- _What to work on_
All of the records below must be output exactly, with no pictures carried over.

# start of Information supplied

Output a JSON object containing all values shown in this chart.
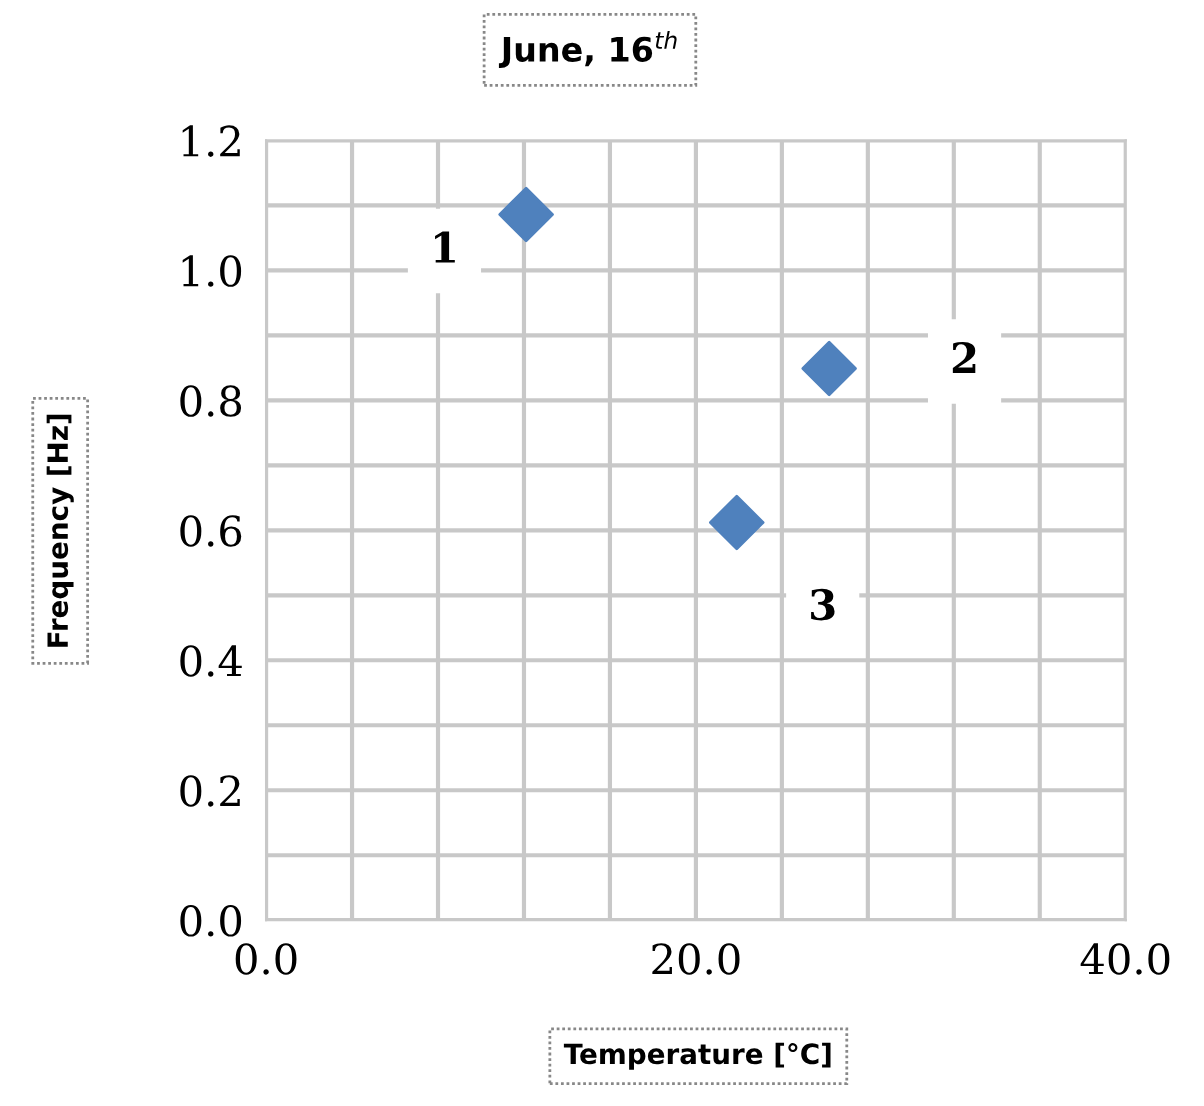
{
  "chart_data": {
    "type": "scatter",
    "title": "June, 16$^{th}$",
    "xlabel": "Temperature [°C]",
    "ylabel": "Frequency [Hz]",
    "x": [
      12.1,
      26.2,
      21.9
    ],
    "series": [
      {
        "color": "#4f81bd",
        "values": [
          1.086,
          0.849,
          0.612
        ]
      }
    ],
    "marker": "diamond",
    "xlim": [
      0,
      40
    ],
    "ylim": [
      0,
      1.2
    ],
    "xticks": [
      {
        "value": 0,
        "label": "0.0"
      },
      {
        "value": 4,
        "label": null
      },
      {
        "value": 8,
        "label": null
      },
      {
        "value": 12,
        "label": null
      },
      {
        "value": 16,
        "label": null
      },
      {
        "value": 20,
        "label": "20.0"
      },
      {
        "value": 24,
        "label": null
      },
      {
        "value": 28,
        "label": null
      },
      {
        "value": 32,
        "label": null
      },
      {
        "value": 36,
        "label": null
      },
      {
        "value": 40,
        "label": "40.0"
      }
    ],
    "yticks": [
      {
        "value": 0,
        "label": "0.0"
      },
      {
        "value": 0.1,
        "label": null
      },
      {
        "value": 0.2,
        "label": "0.2"
      },
      {
        "value": 0.3,
        "label": null
      },
      {
        "value": 0.4,
        "label": "0.4"
      },
      {
        "value": 0.5,
        "label": null
      },
      {
        "value": 0.6,
        "label": "0.6"
      },
      {
        "value": 0.7,
        "label": null
      },
      {
        "value": 0.8,
        "label": "0.8"
      },
      {
        "value": 0.9,
        "label": null
      },
      {
        "value": 1.0,
        "label": "1.0"
      },
      {
        "value": 1.1,
        "label": null
      },
      {
        "value": 1.2,
        "label": "1.2"
      }
    ],
    "grid": true,
    "annotations": [
      {
        "text": "1",
        "x": 8.3,
        "y": 1.03
      },
      {
        "text": "2",
        "x": 32.5,
        "y": 0.86
      },
      {
        "text": "3",
        "x": 25.9,
        "y": 0.48
      }
    ]
  }
}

# end of Information supplied

- _Written solution_
Output a JSON object containing all values shown in this chart.
{
  "chart_data": {
    "type": "scatter",
    "title": "June, 16$^{th}$",
    "xlabel": "Temperature [°C]",
    "ylabel": "Frequency [Hz]",
    "x": [
      12.1,
      26.2,
      21.9
    ],
    "series": [
      {
        "color": "#4f81bd",
        "values": [
          1.086,
          0.849,
          0.612
        ]
      }
    ],
    "marker": "diamond",
    "xlim": [
      0,
      40
    ],
    "ylim": [
      0,
      1.2
    ],
    "xticks": [
      {
        "value": 0,
        "label": "0.0"
      },
      {
        "value": 4,
        "label": null
      },
      {
        "value": 8,
        "label": null
      },
      {
        "value": 12,
        "label": null
      },
      {
        "value": 16,
        "label": null
      },
      {
        "value": 20,
        "label": "20.0"
      },
      {
        "value": 24,
        "label": null
      },
      {
        "value": 28,
        "label": null
      },
      {
        "value": 32,
        "label": null
      },
      {
        "value": 36,
        "label": null
      },
      {
        "value": 40,
        "label": "40.0"
      }
    ],
    "yticks": [
      {
        "value": 0,
        "label": "0.0"
      },
      {
        "value": 0.1,
        "label": null
      },
      {
        "value": 0.2,
        "label": "0.2"
      },
      {
        "value": 0.3,
        "label": null
      },
      {
        "value": 0.4,
        "label": "0.4"
      },
      {
        "value": 0.5,
        "label": null
      },
      {
        "value": 0.6,
        "label": "0.6"
      },
      {
        "value": 0.7,
        "label": null
      },
      {
        "value": 0.8,
        "label": "0.8"
      },
      {
        "value": 0.9,
        "label": null
      },
      {
        "value": 1.0,
        "label": "1.0"
      },
      {
        "value": 1.1,
        "label": null
      },
      {
        "value": 1.2,
        "label": "1.2"
      }
    ],
    "grid": true,
    "annotations": [
      {
        "text": "1",
        "x": 8.3,
        "y": 1.03
      },
      {
        "text": "2",
        "x": 32.5,
        "y": 0.86
      },
      {
        "text": "3",
        "x": 25.9,
        "y": 0.48
      }
    ]
  }
}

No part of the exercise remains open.